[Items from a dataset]
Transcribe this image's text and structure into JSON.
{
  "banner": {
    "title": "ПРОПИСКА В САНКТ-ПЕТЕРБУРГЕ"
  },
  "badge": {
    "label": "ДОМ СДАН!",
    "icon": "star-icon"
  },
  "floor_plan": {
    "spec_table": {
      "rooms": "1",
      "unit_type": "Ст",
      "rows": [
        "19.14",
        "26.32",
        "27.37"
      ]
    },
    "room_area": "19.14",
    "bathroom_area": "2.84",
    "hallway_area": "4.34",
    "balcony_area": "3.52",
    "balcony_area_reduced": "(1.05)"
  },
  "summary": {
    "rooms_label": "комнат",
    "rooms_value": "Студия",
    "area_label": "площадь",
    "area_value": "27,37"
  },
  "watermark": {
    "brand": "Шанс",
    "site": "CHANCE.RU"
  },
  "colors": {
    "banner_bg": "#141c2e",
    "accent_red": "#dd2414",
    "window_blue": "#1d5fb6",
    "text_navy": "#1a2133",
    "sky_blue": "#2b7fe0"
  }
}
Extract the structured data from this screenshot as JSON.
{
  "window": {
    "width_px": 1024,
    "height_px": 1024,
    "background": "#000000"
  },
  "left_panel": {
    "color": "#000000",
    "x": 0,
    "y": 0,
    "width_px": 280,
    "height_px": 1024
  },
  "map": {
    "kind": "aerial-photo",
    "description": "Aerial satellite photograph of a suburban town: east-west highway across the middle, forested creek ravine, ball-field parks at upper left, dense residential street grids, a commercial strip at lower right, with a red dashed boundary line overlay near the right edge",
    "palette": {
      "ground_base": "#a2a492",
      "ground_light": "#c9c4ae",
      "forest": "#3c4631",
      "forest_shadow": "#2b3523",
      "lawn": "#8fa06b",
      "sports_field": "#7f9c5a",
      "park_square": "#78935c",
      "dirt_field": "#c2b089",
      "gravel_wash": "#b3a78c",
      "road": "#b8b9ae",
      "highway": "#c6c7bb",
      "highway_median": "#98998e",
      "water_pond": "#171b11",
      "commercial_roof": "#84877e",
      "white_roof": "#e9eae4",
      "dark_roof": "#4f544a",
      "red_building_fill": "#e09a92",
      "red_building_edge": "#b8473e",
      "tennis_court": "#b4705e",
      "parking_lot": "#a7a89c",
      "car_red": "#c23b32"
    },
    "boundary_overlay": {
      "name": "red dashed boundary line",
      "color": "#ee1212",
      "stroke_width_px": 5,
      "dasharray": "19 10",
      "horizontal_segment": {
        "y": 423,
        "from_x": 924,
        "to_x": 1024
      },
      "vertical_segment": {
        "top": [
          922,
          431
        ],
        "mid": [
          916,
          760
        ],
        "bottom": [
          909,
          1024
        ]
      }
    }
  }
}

◆ Work to do:
Using the data above, output each line exactly.

◆ Result:
Transcribe this image's text and structure into JSON.
{
  "banner": {
    "title": "ПРОПИСКА В САНКТ-ПЕТЕРБУРГЕ"
  },
  "badge": {
    "label": "ДОМ СДАН!",
    "icon": "star-icon"
  },
  "floor_plan": {
    "spec_table": {
      "rooms": "1",
      "unit_type": "Ст",
      "rows": [
        "19.14",
        "26.32",
        "27.37"
      ]
    },
    "room_area": "19.14",
    "bathroom_area": "2.84",
    "hallway_area": "4.34",
    "balcony_area": "3.52",
    "balcony_area_reduced": "(1.05)"
  },
  "summary": {
    "rooms_label": "комнат",
    "rooms_value": "Студия",
    "area_label": "площадь",
    "area_value": "27,37"
  },
  "watermark": {
    "brand": "Шанс",
    "site": "CHANCE.RU"
  },
  "colors": {
    "banner_bg": "#141c2e",
    "accent_red": "#dd2414",
    "window_blue": "#1d5fb6",
    "text_navy": "#1a2133",
    "sky_blue": "#2b7fe0"
  }
}
Extract the structured data from this screenshot as JSON.
{
  "window": {
    "width_px": 1024,
    "height_px": 1024,
    "background": "#000000"
  },
  "left_panel": {
    "color": "#000000",
    "x": 0,
    "y": 0,
    "width_px": 280,
    "height_px": 1024
  },
  "map": {
    "kind": "aerial-photo",
    "description": "Aerial satellite photograph of a suburban town: east-west highway across the middle, forested creek ravine, ball-field parks at upper left, dense residential street grids, a commercial strip at lower right, with a red dashed boundary line overlay near the right edge",
    "palette": {
      "ground_base": "#a2a492",
      "ground_light": "#c9c4ae",
      "forest": "#3c4631",
      "forest_shadow": "#2b3523",
      "lawn": "#8fa06b",
      "sports_field": "#7f9c5a",
      "park_square": "#78935c",
      "dirt_field": "#c2b089",
      "gravel_wash": "#b3a78c",
      "road": "#b8b9ae",
      "highway": "#c6c7bb",
      "highway_median": "#98998e",
      "water_pond": "#171b11",
      "commercial_roof": "#84877e",
      "white_roof": "#e9eae4",
      "dark_roof": "#4f544a",
      "red_building_fill": "#e09a92",
      "red_building_edge": "#b8473e",
      "tennis_court": "#b4705e",
      "parking_lot": "#a7a89c",
      "car_red": "#c23b32"
    },
    "boundary_overlay": {
      "name": "red dashed boundary line",
      "color": "#ee1212",
      "stroke_width_px": 5,
      "dasharray": "19 10",
      "horizontal_segment": {
        "y": 423,
        "from_x": 924,
        "to_x": 1024
      },
      "vertical_segment": {
        "top": [
          922,
          431
        ],
        "mid": [
          916,
          760
        ],
        "bottom": [
          909,
          1024
        ]
      }
    }
  }
}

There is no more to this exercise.